──────── INPUT RECORDS ────────

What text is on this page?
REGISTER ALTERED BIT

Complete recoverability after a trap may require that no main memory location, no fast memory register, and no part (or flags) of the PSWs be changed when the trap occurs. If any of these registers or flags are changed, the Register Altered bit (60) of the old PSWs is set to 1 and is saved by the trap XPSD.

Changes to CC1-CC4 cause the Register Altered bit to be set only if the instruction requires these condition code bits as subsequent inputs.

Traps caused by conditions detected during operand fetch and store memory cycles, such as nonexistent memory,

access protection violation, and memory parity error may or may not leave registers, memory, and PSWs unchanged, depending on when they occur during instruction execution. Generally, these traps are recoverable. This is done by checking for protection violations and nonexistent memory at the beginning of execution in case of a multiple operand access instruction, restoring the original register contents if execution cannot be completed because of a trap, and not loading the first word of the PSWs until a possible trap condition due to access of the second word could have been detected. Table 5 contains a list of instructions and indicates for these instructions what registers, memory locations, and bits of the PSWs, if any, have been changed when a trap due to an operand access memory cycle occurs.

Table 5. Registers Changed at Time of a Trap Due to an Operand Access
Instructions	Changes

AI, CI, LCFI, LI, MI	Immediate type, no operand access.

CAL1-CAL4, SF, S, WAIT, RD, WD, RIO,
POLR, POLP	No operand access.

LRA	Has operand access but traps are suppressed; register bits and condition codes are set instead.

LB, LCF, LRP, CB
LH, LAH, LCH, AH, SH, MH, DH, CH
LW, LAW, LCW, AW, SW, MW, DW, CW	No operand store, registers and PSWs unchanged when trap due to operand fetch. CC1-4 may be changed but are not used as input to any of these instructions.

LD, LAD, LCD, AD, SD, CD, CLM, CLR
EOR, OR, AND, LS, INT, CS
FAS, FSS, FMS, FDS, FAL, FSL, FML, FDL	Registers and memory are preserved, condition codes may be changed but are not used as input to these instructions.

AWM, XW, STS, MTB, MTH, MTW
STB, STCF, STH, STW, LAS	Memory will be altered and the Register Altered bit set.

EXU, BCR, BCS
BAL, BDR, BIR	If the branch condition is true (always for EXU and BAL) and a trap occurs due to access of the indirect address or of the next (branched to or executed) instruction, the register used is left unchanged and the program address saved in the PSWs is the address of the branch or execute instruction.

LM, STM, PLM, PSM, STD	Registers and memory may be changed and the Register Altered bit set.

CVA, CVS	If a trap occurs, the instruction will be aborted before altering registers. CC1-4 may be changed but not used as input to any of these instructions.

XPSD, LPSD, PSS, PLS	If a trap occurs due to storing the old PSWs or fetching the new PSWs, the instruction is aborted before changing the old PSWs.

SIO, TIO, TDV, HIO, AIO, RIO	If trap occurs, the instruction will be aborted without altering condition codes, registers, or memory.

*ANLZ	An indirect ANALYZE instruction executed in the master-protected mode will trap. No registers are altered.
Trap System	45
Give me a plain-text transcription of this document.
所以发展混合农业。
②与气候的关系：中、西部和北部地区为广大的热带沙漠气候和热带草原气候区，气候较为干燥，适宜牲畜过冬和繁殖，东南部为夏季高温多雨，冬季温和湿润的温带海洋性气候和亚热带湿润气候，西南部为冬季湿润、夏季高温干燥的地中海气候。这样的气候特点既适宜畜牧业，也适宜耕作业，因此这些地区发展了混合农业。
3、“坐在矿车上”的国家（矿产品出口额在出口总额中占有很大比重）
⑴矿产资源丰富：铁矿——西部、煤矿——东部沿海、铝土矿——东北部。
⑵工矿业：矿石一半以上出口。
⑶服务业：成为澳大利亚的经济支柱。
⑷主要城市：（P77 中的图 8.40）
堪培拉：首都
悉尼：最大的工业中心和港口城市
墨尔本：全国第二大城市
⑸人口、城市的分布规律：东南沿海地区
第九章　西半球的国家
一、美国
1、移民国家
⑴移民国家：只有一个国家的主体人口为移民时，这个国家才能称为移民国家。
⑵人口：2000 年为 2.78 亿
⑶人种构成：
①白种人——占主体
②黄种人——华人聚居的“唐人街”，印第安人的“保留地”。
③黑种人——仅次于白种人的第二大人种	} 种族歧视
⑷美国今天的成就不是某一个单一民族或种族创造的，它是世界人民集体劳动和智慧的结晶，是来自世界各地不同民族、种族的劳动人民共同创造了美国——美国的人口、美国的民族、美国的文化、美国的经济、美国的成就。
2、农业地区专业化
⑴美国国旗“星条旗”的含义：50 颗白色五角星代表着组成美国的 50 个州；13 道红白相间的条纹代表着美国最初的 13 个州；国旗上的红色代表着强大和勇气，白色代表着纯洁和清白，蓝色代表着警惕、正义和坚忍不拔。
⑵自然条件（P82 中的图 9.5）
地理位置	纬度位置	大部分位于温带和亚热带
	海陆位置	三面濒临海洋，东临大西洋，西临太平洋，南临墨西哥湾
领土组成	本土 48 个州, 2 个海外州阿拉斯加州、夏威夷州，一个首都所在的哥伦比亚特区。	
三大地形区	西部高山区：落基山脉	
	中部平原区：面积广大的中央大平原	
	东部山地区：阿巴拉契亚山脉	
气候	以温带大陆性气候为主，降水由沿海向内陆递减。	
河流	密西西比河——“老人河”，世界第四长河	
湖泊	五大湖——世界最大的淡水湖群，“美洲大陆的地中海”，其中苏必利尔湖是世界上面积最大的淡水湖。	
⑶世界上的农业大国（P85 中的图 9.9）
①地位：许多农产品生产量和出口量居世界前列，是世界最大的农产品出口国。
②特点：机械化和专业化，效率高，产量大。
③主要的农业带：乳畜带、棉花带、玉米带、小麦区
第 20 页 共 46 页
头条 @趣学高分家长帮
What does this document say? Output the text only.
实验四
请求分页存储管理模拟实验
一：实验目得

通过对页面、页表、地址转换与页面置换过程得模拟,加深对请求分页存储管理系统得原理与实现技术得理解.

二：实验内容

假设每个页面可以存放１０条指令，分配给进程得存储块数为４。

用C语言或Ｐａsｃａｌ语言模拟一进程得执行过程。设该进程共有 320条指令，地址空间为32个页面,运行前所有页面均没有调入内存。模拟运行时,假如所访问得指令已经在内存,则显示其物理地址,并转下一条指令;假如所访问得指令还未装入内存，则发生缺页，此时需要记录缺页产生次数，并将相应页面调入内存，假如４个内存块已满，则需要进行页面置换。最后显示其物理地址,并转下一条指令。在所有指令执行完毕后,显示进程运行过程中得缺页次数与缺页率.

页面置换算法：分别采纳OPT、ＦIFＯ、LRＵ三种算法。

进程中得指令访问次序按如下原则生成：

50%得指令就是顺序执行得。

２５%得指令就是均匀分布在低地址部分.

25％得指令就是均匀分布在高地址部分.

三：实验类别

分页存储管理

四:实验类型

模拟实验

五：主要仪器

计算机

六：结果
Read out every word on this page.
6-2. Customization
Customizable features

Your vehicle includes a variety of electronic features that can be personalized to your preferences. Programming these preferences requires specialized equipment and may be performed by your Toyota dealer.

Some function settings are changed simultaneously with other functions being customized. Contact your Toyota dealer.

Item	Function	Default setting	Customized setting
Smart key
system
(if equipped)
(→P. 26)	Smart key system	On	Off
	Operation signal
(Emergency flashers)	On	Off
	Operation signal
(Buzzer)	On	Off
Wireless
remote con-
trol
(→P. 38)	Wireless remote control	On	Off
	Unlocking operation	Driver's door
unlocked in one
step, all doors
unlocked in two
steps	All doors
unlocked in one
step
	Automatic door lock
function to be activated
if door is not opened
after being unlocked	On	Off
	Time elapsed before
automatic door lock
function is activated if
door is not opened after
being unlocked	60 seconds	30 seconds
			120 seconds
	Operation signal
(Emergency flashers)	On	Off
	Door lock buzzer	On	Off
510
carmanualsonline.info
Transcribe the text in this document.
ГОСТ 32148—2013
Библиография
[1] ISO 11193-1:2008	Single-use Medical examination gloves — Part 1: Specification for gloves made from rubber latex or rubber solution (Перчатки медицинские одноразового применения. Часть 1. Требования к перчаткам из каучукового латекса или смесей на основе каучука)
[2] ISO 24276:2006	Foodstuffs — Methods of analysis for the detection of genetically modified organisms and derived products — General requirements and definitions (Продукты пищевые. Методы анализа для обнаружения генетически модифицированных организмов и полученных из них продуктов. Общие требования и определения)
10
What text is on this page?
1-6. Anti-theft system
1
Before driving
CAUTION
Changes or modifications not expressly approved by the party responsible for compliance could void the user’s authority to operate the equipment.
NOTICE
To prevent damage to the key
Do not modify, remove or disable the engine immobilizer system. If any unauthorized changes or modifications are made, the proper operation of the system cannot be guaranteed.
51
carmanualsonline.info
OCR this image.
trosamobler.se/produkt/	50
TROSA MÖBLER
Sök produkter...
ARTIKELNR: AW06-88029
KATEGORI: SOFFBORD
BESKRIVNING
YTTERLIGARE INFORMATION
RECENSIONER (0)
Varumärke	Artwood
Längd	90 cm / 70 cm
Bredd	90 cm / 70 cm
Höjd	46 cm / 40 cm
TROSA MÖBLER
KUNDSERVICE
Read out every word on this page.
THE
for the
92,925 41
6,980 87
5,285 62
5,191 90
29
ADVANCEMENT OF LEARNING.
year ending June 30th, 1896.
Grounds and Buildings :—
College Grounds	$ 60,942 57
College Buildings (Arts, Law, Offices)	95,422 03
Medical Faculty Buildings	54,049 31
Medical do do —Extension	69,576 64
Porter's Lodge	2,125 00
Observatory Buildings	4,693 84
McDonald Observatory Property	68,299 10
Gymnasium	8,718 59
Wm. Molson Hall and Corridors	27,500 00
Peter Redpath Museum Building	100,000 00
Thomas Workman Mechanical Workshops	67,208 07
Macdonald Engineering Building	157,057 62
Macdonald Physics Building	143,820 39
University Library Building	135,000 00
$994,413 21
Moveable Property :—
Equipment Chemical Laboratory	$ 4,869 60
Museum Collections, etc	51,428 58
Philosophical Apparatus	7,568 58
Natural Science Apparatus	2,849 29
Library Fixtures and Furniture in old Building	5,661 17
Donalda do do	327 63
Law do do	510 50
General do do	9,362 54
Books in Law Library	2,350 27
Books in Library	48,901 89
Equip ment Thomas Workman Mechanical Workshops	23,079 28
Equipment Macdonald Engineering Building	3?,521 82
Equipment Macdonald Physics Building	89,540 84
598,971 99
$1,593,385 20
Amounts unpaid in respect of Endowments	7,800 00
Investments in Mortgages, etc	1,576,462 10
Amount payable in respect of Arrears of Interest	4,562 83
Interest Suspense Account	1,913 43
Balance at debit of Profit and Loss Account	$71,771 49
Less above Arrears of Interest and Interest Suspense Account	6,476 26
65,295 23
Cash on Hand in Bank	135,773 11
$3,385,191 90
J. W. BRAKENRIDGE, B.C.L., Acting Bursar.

────────

INSTRUCTIONS TO FOLLOW:
Copy the lines from the entries above in which the word "respect" appears.

COMPLETE OUTPUT:
Amounts unpaid in respect of Endowments	7,800 00
Amount payable in respect of Arrears of Interest	4,562 83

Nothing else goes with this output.